[Extracted records]
=======

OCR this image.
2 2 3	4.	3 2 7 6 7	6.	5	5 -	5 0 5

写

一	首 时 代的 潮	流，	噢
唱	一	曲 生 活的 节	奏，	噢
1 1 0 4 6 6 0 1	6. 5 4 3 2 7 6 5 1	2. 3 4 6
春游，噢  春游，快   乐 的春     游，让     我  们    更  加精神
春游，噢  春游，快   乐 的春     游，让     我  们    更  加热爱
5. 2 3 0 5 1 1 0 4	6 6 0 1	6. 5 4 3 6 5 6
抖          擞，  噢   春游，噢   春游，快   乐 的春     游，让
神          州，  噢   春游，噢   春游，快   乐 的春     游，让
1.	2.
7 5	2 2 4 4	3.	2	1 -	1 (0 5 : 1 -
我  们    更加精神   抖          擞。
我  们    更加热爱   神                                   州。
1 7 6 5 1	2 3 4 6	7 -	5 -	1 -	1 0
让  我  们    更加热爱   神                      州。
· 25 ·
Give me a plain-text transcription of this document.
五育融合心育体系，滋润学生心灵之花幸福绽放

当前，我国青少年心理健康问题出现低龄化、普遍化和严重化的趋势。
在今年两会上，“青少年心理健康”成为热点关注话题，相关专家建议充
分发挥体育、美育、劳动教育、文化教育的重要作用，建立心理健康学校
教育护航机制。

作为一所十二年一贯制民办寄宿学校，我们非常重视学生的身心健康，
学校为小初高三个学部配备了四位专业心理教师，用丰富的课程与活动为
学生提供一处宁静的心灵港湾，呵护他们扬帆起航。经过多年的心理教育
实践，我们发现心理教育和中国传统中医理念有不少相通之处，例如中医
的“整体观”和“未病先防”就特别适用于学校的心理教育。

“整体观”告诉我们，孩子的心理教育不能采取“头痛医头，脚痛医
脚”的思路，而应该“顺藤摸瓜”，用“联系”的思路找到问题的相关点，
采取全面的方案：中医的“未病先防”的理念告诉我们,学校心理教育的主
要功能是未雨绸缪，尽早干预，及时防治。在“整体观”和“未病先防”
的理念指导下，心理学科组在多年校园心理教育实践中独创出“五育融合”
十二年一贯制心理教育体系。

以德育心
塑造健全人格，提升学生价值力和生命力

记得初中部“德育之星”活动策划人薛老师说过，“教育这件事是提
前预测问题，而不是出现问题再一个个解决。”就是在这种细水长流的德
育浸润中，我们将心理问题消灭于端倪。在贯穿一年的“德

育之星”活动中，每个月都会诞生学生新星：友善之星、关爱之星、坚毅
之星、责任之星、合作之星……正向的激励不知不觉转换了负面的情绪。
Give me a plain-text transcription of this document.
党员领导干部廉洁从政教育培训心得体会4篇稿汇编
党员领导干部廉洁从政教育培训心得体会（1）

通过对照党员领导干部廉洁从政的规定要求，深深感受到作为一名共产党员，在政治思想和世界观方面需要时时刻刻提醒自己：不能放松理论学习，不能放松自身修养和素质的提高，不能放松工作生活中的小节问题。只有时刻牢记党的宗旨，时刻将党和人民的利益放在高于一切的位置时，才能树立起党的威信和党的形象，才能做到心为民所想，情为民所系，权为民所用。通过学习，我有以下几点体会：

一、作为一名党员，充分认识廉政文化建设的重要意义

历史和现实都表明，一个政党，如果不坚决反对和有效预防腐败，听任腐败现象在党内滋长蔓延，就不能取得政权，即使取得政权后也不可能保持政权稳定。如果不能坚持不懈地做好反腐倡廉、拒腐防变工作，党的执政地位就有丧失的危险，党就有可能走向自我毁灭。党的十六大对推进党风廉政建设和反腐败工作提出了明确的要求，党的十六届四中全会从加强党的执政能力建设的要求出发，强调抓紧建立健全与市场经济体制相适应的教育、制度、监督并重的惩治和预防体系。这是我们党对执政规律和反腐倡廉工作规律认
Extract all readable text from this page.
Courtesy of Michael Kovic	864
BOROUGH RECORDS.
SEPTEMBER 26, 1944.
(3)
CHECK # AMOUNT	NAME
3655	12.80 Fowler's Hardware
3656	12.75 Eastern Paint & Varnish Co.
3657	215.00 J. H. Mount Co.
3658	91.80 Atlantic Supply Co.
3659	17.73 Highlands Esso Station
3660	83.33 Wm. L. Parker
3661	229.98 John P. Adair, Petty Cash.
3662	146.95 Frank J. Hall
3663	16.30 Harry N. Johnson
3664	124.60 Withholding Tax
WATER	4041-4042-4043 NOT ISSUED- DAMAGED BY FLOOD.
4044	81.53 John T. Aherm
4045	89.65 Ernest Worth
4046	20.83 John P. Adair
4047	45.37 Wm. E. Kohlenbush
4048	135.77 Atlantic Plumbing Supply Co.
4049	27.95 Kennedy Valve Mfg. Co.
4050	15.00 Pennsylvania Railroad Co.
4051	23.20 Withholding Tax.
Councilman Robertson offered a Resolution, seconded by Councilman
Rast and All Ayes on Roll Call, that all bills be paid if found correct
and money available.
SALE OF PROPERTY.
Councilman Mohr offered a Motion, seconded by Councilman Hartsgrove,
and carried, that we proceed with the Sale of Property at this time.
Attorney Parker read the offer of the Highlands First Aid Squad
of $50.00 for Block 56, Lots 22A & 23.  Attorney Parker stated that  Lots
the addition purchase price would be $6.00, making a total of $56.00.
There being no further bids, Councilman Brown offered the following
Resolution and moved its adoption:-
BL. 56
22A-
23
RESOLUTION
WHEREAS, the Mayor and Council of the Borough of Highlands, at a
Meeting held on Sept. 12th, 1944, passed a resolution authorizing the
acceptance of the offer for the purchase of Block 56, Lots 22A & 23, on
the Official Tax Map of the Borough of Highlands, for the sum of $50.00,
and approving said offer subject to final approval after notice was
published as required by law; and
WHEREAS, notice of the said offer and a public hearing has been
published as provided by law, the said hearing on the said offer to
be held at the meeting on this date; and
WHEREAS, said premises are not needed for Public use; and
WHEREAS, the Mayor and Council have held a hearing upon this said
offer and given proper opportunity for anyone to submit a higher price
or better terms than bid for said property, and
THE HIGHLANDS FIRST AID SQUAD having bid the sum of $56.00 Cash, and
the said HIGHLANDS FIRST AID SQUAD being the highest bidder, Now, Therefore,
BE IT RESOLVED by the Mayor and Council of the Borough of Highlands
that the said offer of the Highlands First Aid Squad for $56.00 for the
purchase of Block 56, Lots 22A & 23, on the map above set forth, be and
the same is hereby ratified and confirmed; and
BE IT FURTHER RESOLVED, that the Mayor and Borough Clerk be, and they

=======

- [Objective] Set down the material above again, word for word.

- [Solution]
OCR this image.
2 2 3	4.	3 2 7 6 7	6.	5	5 -	5 0 5

写

一	首 时 代的 潮	流，	噢
唱	一	曲 生 活的 节	奏，	噢
1 1 0 4 6 6 0 1	6. 5 4 3 2 7 6 5 1	2. 3 4 6
春游，噢  春游，快   乐 的春     游，让     我  们    更  加精神
春游，噢  春游，快   乐 的春     游，让     我  们    更  加热爱
5. 2 3 0 5 1 1 0 4	6 6 0 1	6. 5 4 3 6 5 6
抖          擞，  噢   春游，噢   春游，快   乐 的春     游，让
神          州，  噢   春游，噢   春游，快   乐 的春     游，让
1.	2.
7 5	2 2 4 4	3.	2	1 -	1 (0 5 : 1 -
我  们    更加精神   抖          擞。
我  们    更加热爱   神                                   州。
1 7 6 5 1	2 3 4 6	7 -	5 -	1 -	1 0
让  我  们    更加热爱   神                      州。
· 25 ·
Give me a plain-text transcription of this document.
五育融合心育体系，滋润学生心灵之花幸福绽放

当前，我国青少年心理健康问题出现低龄化、普遍化和严重化的趋势。
在今年两会上，“青少年心理健康”成为热点关注话题，相关专家建议充
分发挥体育、美育、劳动教育、文化教育的重要作用，建立心理健康学校
教育护航机制。

作为一所十二年一贯制民办寄宿学校，我们非常重视学生的身心健康，
学校为小初高三个学部配备了四位专业心理教师，用丰富的课程与活动为
学生提供一处宁静的心灵港湾，呵护他们扬帆起航。经过多年的心理教育
实践，我们发现心理教育和中国传统中医理念有不少相通之处，例如中医
的“整体观”和“未病先防”就特别适用于学校的心理教育。

“整体观”告诉我们，孩子的心理教育不能采取“头痛医头，脚痛医
脚”的思路，而应该“顺藤摸瓜”，用“联系”的思路找到问题的相关点，
采取全面的方案：中医的“未病先防”的理念告诉我们,学校心理教育的主
要功能是未雨绸缪，尽早干预，及时防治。在“整体观”和“未病先防”
的理念指导下，心理学科组在多年校园心理教育实践中独创出“五育融合”
十二年一贯制心理教育体系。

以德育心
塑造健全人格，提升学生价值力和生命力

记得初中部“德育之星”活动策划人薛老师说过，“教育这件事是提
前预测问题，而不是出现问题再一个个解决。”就是在这种细水长流的德
育浸润中，我们将心理问题消灭于端倪。在贯穿一年的“德

育之星”活动中，每个月都会诞生学生新星：友善之星、关爱之星、坚毅
之星、责任之星、合作之星……正向的激励不知不觉转换了负面的情绪。
Give me a plain-text transcription of this document.
党员领导干部廉洁从政教育培训心得体会4篇稿汇编
党员领导干部廉洁从政教育培训心得体会（1）

通过对照党员领导干部廉洁从政的规定要求，深深感受到作为一名共产党员，在政治思想和世界观方面需要时时刻刻提醒自己：不能放松理论学习，不能放松自身修养和素质的提高，不能放松工作生活中的小节问题。只有时刻牢记党的宗旨，时刻将党和人民的利益放在高于一切的位置时，才能树立起党的威信和党的形象，才能做到心为民所想，情为民所系，权为民所用。通过学习，我有以下几点体会：

一、作为一名党员，充分认识廉政文化建设的重要意义

历史和现实都表明，一个政党，如果不坚决反对和有效预防腐败，听任腐败现象在党内滋长蔓延，就不能取得政权，即使取得政权后也不可能保持政权稳定。如果不能坚持不懈地做好反腐倡廉、拒腐防变工作，党的执政地位就有丧失的危险，党就有可能走向自我毁灭。党的十六大对推进党风廉政建设和反腐败工作提出了明确的要求，党的十六届四中全会从加强党的执政能力建设的要求出发，强调抓紧建立健全与市场经济体制相适应的教育、制度、监督并重的惩治和预防体系。这是我们党对执政规律和反腐倡廉工作规律认
Extract all readable text from this page.
Courtesy of Michael Kovic	864
BOROUGH RECORDS.
SEPTEMBER 26, 1944.
(3)
CHECK # AMOUNT	NAME
3655	12.80 Fowler's Hardware
3656	12.75 Eastern Paint & Varnish Co.
3657	215.00 J. H. Mount Co.
3658	91.80 Atlantic Supply Co.
3659	17.73 Highlands Esso Station
3660	83.33 Wm. L. Parker
3661	229.98 John P. Adair, Petty Cash.
3662	146.95 Frank J. Hall
3663	16.30 Harry N. Johnson
3664	124.60 Withholding Tax
WATER	4041-4042-4043 NOT ISSUED- DAMAGED BY FLOOD.
4044	81.53 John T. Aherm
4045	89.65 Ernest Worth
4046	20.83 John P. Adair
4047	45.37 Wm. E. Kohlenbush
4048	135.77 Atlantic Plumbing Supply Co.
4049	27.95 Kennedy Valve Mfg. Co.
4050	15.00 Pennsylvania Railroad Co.
4051	23.20 Withholding Tax.
Councilman Robertson offered a Resolution, seconded by Councilman
Rast and All Ayes on Roll Call, that all bills be paid if found correct
and money available.
SALE OF PROPERTY.
Councilman Mohr offered a Motion, seconded by Councilman Hartsgrove,
and carried, that we proceed with the Sale of Property at this time.
Attorney Parker read the offer of the Highlands First Aid Squad
of $50.00 for Block 56, Lots 22A & 23.  Attorney Parker stated that  Lots
the addition purchase price would be $6.00, making a total of $56.00.
There being no further bids, Councilman Brown offered the following
Resolution and moved its adoption:-
BL. 56
22A-
23
RESOLUTION
WHEREAS, the Mayor and Council of the Borough of Highlands, at a
Meeting held on Sept. 12th, 1944, passed a resolution authorizing the
acceptance of the offer for the purchase of Block 56, Lots 22A & 23, on
the Official Tax Map of the Borough of Highlands, for the sum of $50.00,
and approving said offer subject to final approval after notice was
published as required by law; and
WHEREAS, notice of the said offer and a public hearing has been
published as provided by law, the said hearing on the said offer to
be held at the meeting on this date; and
WHEREAS, said premises are not needed for Public use; and
WHEREAS, the Mayor and Council have held a hearing upon this said
offer and given proper opportunity for anyone to submit a higher price
or better terms than bid for said property, and
THE HIGHLANDS FIRST AID SQUAD having bid the sum of $56.00 Cash, and
the said HIGHLANDS FIRST AID SQUAD being the highest bidder, Now, Therefore,
BE IT RESOLVED by the Mayor and Council of the Borough of Highlands
that the said offer of the Highlands First Aid Squad for $56.00 for the
purchase of Block 56, Lots 22A & 23, on the map above set forth, be and
the same is hereby ratified and confirmed; and
BE IT FURTHER RESOLVED, that the Mayor and Borough Clerk be, and they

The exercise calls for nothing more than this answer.